━━━ Records shown ━━━
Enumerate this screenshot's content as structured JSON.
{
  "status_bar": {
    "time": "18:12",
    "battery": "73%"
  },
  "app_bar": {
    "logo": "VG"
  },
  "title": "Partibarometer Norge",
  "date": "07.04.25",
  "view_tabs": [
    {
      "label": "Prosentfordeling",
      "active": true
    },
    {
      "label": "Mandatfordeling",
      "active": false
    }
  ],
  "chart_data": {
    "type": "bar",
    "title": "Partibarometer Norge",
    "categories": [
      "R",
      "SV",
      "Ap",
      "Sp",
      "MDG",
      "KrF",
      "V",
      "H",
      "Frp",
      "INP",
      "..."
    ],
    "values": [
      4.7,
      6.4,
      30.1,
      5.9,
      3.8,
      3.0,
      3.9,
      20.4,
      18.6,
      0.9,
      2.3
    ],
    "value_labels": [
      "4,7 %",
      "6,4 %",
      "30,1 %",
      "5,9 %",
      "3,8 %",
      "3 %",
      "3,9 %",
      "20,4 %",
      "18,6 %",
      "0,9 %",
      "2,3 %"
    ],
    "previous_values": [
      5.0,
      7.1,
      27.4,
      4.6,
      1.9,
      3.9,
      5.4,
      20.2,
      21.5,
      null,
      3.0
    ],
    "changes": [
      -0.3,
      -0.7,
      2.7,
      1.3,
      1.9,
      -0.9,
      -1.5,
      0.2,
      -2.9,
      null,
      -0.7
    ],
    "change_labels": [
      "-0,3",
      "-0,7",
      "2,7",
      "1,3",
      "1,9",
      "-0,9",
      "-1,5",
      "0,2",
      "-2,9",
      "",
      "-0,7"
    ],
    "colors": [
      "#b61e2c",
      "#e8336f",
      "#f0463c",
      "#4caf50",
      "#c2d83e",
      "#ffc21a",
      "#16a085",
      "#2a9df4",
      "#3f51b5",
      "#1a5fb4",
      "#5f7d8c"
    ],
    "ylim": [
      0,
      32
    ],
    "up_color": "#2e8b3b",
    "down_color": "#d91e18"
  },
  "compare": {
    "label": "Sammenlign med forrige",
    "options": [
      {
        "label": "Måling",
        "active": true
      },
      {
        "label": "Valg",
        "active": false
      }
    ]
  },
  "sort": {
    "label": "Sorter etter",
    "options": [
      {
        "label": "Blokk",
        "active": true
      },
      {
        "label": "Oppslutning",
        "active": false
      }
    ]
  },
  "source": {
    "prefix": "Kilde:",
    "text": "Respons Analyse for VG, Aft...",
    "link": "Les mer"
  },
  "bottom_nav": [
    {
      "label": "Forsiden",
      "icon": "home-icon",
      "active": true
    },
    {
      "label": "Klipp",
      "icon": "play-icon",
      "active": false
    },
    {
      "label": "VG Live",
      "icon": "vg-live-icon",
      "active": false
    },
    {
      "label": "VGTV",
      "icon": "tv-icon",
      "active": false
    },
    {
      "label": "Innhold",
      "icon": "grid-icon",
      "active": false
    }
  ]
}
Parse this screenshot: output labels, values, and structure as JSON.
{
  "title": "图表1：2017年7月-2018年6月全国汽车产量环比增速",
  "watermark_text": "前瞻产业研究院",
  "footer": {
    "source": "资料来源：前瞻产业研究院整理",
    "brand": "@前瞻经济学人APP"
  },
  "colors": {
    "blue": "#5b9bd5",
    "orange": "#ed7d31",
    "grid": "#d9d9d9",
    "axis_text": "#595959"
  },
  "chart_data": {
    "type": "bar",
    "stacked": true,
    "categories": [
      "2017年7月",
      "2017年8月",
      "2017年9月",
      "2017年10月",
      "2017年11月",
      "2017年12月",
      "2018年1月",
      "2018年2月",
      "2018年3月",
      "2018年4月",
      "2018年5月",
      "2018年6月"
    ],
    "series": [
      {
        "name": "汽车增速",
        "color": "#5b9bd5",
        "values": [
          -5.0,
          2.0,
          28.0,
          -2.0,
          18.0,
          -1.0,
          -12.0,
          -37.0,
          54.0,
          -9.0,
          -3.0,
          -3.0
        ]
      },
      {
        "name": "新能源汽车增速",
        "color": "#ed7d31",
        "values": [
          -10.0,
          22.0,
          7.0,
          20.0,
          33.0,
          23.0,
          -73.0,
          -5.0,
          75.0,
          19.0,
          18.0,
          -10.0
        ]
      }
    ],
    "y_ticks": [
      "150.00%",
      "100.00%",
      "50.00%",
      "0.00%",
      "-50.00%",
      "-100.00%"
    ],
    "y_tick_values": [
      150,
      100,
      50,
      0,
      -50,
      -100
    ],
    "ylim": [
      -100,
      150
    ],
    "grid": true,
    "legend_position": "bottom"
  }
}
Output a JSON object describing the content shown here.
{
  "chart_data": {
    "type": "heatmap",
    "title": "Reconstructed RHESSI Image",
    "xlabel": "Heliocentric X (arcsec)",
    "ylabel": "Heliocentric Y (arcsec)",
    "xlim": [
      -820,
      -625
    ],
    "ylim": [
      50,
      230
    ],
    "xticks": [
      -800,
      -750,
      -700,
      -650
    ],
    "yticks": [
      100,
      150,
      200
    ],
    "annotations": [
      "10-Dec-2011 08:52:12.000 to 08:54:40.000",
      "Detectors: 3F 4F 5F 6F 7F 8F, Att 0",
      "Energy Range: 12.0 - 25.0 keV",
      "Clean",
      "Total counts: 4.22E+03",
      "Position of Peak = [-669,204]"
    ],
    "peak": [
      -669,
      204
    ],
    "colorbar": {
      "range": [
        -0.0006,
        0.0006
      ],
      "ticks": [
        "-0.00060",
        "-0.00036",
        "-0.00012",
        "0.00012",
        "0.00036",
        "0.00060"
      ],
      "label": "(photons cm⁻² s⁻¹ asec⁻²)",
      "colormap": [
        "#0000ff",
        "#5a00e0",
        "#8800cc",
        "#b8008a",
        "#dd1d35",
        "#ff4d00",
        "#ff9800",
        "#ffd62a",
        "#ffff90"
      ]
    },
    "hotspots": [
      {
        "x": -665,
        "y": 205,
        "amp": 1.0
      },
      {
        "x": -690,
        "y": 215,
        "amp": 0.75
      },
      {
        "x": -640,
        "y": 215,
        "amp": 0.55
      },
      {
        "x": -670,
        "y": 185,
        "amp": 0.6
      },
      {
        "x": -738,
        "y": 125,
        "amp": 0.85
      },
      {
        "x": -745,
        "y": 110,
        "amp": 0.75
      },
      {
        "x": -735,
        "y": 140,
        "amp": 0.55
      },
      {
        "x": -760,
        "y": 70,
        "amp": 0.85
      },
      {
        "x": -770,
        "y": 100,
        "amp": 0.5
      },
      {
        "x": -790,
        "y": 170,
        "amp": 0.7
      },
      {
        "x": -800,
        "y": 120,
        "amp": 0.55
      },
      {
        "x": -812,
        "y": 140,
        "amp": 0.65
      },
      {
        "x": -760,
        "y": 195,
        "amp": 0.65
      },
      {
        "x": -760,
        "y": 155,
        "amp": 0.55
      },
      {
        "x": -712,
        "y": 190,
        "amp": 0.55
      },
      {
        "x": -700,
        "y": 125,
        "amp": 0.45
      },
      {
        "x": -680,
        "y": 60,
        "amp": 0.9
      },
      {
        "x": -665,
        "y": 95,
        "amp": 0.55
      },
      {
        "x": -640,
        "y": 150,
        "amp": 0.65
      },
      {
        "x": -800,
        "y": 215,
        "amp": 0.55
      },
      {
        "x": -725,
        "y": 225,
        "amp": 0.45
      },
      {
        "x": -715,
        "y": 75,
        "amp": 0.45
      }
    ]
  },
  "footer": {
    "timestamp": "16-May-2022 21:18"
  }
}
━━━
» **Set problem**: Copy out all of the data exactly, leaving nothing out.

» **Task result**:
Enumerate this screenshot's content as structured JSON.
{
  "status_bar": {
    "time": "18:12",
    "battery": "73%"
  },
  "app_bar": {
    "logo": "VG"
  },
  "title": "Partibarometer Norge",
  "date": "07.04.25",
  "view_tabs": [
    {
      "label": "Prosentfordeling",
      "active": true
    },
    {
      "label": "Mandatfordeling",
      "active": false
    }
  ],
  "chart_data": {
    "type": "bar",
    "title": "Partibarometer Norge",
    "categories": [
      "R",
      "SV",
      "Ap",
      "Sp",
      "MDG",
      "KrF",
      "V",
      "H",
      "Frp",
      "INP",
      "..."
    ],
    "values": [
      4.7,
      6.4,
      30.1,
      5.9,
      3.8,
      3.0,
      3.9,
      20.4,
      18.6,
      0.9,
      2.3
    ],
    "value_labels": [
      "4,7 %",
      "6,4 %",
      "30,1 %",
      "5,9 %",
      "3,8 %",
      "3 %",
      "3,9 %",
      "20,4 %",
      "18,6 %",
      "0,9 %",
      "2,3 %"
    ],
    "previous_values": [
      5.0,
      7.1,
      27.4,
      4.6,
      1.9,
      3.9,
      5.4,
      20.2,
      21.5,
      null,
      3.0
    ],
    "changes": [
      -0.3,
      -0.7,
      2.7,
      1.3,
      1.9,
      -0.9,
      -1.5,
      0.2,
      -2.9,
      null,
      -0.7
    ],
    "change_labels": [
      "-0,3",
      "-0,7",
      "2,7",
      "1,3",
      "1,9",
      "-0,9",
      "-1,5",
      "0,2",
      "-2,9",
      "",
      "-0,7"
    ],
    "colors": [
      "#b61e2c",
      "#e8336f",
      "#f0463c",
      "#4caf50",
      "#c2d83e",
      "#ffc21a",
      "#16a085",
      "#2a9df4",
      "#3f51b5",
      "#1a5fb4",
      "#5f7d8c"
    ],
    "ylim": [
      0,
      32
    ],
    "up_color": "#2e8b3b",
    "down_color": "#d91e18"
  },
  "compare": {
    "label": "Sammenlign med forrige",
    "options": [
      {
        "label": "Måling",
        "active": true
      },
      {
        "label": "Valg",
        "active": false
      }
    ]
  },
  "sort": {
    "label": "Sorter etter",
    "options": [
      {
        "label": "Blokk",
        "active": true
      },
      {
        "label": "Oppslutning",
        "active": false
      }
    ]
  },
  "source": {
    "prefix": "Kilde:",
    "text": "Respons Analyse for VG, Aft...",
    "link": "Les mer"
  },
  "bottom_nav": [
    {
      "label": "Forsiden",
      "icon": "home-icon",
      "active": true
    },
    {
      "label": "Klipp",
      "icon": "play-icon",
      "active": false
    },
    {
      "label": "VG Live",
      "icon": "vg-live-icon",
      "active": false
    },
    {
      "label": "VGTV",
      "icon": "tv-icon",
      "active": false
    },
    {
      "label": "Innhold",
      "icon": "grid-icon",
      "active": false
    }
  ]
}
Parse this screenshot: output labels, values, and structure as JSON.
{
  "title": "图表1：2017年7月-2018年6月全国汽车产量环比增速",
  "watermark_text": "前瞻产业研究院",
  "footer": {
    "source": "资料来源：前瞻产业研究院整理",
    "brand": "@前瞻经济学人APP"
  },
  "colors": {
    "blue": "#5b9bd5",
    "orange": "#ed7d31",
    "grid": "#d9d9d9",
    "axis_text": "#595959"
  },
  "chart_data": {
    "type": "bar",
    "stacked": true,
    "categories": [
      "2017年7月",
      "2017年8月",
      "2017年9月",
      "2017年10月",
      "2017年11月",
      "2017年12月",
      "2018年1月",
      "2018年2月",
      "2018年3月",
      "2018年4月",
      "2018年5月",
      "2018年6月"
    ],
    "series": [
      {
        "name": "汽车增速",
        "color": "#5b9bd5",
        "values": [
          -5.0,
          2.0,
          28.0,
          -2.0,
          18.0,
          -1.0,
          -12.0,
          -37.0,
          54.0,
          -9.0,
          -3.0,
          -3.0
        ]
      },
      {
        "name": "新能源汽车增速",
        "color": "#ed7d31",
        "values": [
          -10.0,
          22.0,
          7.0,
          20.0,
          33.0,
          23.0,
          -73.0,
          -5.0,
          75.0,
          19.0,
          18.0,
          -10.0
        ]
      }
    ],
    "y_ticks": [
      "150.00%",
      "100.00%",
      "50.00%",
      "0.00%",
      "-50.00%",
      "-100.00%"
    ],
    "y_tick_values": [
      150,
      100,
      50,
      0,
      -50,
      -100
    ],
    "ylim": [
      -100,
      150
    ],
    "grid": true,
    "legend_position": "bottom"
  }
}
Output a JSON object describing the content shown here.
{
  "chart_data": {
    "type": "heatmap",
    "title": "Reconstructed RHESSI Image",
    "xlabel": "Heliocentric X (arcsec)",
    "ylabel": "Heliocentric Y (arcsec)",
    "xlim": [
      -820,
      -625
    ],
    "ylim": [
      50,
      230
    ],
    "xticks": [
      -800,
      -750,
      -700,
      -650
    ],
    "yticks": [
      100,
      150,
      200
    ],
    "annotations": [
      "10-Dec-2011 08:52:12.000 to 08:54:40.000",
      "Detectors: 3F 4F 5F 6F 7F 8F, Att 0",
      "Energy Range: 12.0 - 25.0 keV",
      "Clean",
      "Total counts: 4.22E+03",
      "Position of Peak = [-669,204]"
    ],
    "peak": [
      -669,
      204
    ],
    "colorbar": {
      "range": [
        -0.0006,
        0.0006
      ],
      "ticks": [
        "-0.00060",
        "-0.00036",
        "-0.00012",
        "0.00012",
        "0.00036",
        "0.00060"
      ],
      "label": "(photons cm⁻² s⁻¹ asec⁻²)",
      "colormap": [
        "#0000ff",
        "#5a00e0",
        "#8800cc",
        "#b8008a",
        "#dd1d35",
        "#ff4d00",
        "#ff9800",
        "#ffd62a",
        "#ffff90"
      ]
    },
    "hotspots": [
      {
        "x": -665,
        "y": 205,
        "amp": 1.0
      },
      {
        "x": -690,
        "y": 215,
        "amp": 0.75
      },
      {
        "x": -640,
        "y": 215,
        "amp": 0.55
      },
      {
        "x": -670,
        "y": 185,
        "amp": 0.6
      },
      {
        "x": -738,
        "y": 125,
        "amp": 0.85
      },
      {
        "x": -745,
        "y": 110,
        "amp": 0.75
      },
      {
        "x": -735,
        "y": 140,
        "amp": 0.55
      },
      {
        "x": -760,
        "y": 70,
        "amp": 0.85
      },
      {
        "x": -770,
        "y": 100,
        "amp": 0.5
      },
      {
        "x": -790,
        "y": 170,
        "amp": 0.7
      },
      {
        "x": -800,
        "y": 120,
        "amp": 0.55
      },
      {
        "x": -812,
        "y": 140,
        "amp": 0.65
      },
      {
        "x": -760,
        "y": 195,
        "amp": 0.65
      },
      {
        "x": -760,
        "y": 155,
        "amp": 0.55
      },
      {
        "x": -712,
        "y": 190,
        "amp": 0.55
      },
      {
        "x": -700,
        "y": 125,
        "amp": 0.45
      },
      {
        "x": -680,
        "y": 60,
        "amp": 0.9
      },
      {
        "x": -665,
        "y": 95,
        "amp": 0.55
      },
      {
        "x": -640,
        "y": 150,
        "amp": 0.65
      },
      {
        "x": -800,
        "y": 215,
        "amp": 0.55
      },
      {
        "x": -725,
        "y": 225,
        "amp": 0.45
      },
      {
        "x": -715,
        "y": 75,
        "amp": 0.45
      }
    ]
  },
  "footer": {
    "timestamp": "16-May-2022 21:18"
  }
}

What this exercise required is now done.